Check every line of the entries that follow, and copy the ones containing "must".

────────────────────────────────────────

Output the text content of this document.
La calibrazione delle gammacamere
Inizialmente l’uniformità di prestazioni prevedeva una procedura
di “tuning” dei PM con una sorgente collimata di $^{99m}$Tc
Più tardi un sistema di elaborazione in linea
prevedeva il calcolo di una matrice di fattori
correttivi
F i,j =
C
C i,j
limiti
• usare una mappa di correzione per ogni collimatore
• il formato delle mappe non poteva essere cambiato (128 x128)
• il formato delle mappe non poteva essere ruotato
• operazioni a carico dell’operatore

────────────────────────────────────────

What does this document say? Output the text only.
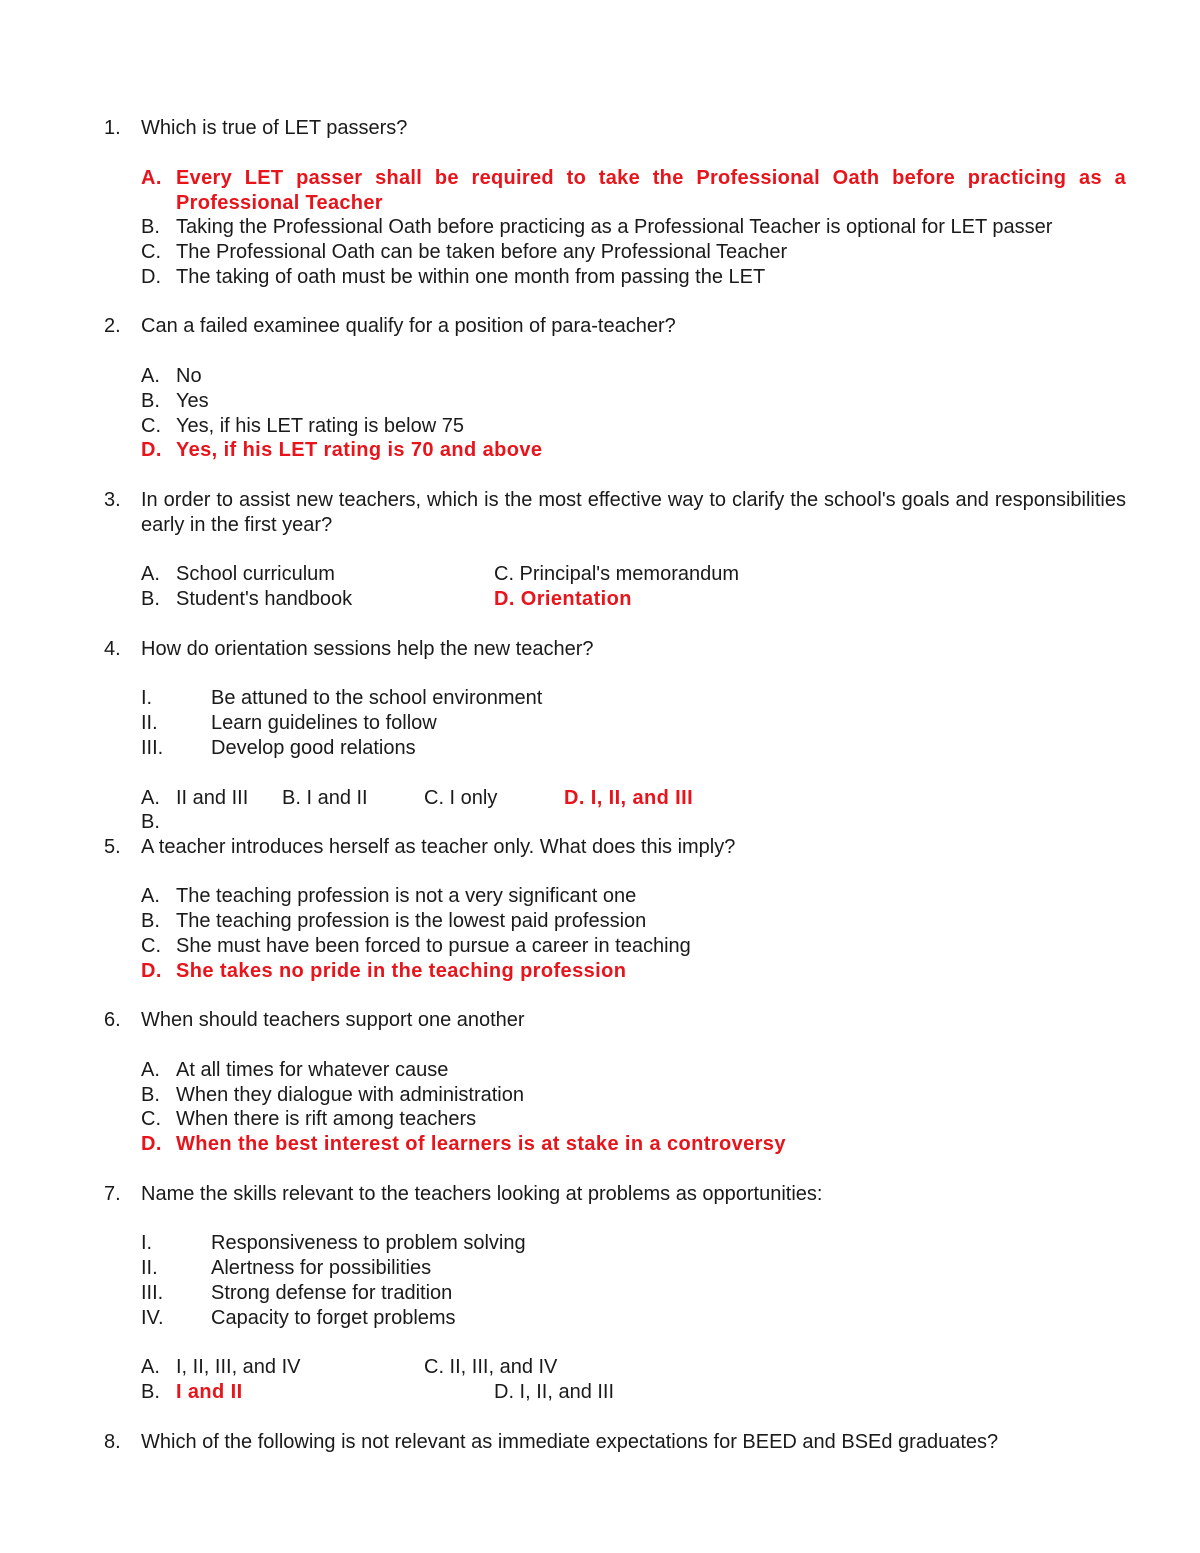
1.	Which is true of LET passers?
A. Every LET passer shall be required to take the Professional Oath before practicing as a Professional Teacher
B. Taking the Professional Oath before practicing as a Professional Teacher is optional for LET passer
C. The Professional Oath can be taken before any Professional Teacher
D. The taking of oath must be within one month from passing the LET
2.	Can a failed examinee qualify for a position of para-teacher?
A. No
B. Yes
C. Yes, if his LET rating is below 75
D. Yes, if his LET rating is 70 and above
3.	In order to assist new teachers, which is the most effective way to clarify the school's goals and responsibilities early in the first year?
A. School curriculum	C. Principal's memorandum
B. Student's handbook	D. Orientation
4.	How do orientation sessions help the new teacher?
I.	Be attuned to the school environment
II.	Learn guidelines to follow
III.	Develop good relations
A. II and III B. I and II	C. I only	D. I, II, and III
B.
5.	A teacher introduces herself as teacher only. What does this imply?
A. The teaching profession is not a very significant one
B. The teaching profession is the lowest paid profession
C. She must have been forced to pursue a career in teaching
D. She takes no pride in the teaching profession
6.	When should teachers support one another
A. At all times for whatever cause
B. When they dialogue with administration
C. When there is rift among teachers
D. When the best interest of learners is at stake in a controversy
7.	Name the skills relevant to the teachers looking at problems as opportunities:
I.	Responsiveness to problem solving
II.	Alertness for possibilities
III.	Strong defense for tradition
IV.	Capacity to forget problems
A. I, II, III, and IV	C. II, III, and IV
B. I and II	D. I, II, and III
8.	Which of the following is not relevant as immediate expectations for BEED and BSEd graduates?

────────────────────────────────────────

Final result »
D. The taking of oath must be within one month from passing the LET
C. She must have been forced to pursue a career in teaching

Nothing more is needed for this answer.